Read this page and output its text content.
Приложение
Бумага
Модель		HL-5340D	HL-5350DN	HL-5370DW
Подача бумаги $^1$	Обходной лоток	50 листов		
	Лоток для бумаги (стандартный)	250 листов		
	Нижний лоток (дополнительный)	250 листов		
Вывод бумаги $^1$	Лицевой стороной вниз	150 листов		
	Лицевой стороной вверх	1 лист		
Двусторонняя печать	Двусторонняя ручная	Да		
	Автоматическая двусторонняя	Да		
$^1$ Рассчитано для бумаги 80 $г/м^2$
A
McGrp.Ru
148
§
● WORK TO DO
Extract each line of the material exactly as it stands.

● ANSWER TO THE PROBLEM
Read this page and output its text content.
Приложение
Бумага
Модель		HL-5340D	HL-5350DN	HL-5370DW
Подача бумаги $^1$	Обходной лоток	50 листов		
	Лоток для бумаги (стандартный)	250 листов		
	Нижний лоток (дополнительный)	250 листов		
Вывод бумаги $^1$	Лицевой стороной вниз	150 листов		
	Лицевой стороной вверх	1 лист		
Двусторонняя печать	Двусторонняя ручная	Да		
	Автоматическая двусторонняя	Да		
$^1$ Рассчитано для бумаги 80 $г/м^2$
A
McGrp.Ru
148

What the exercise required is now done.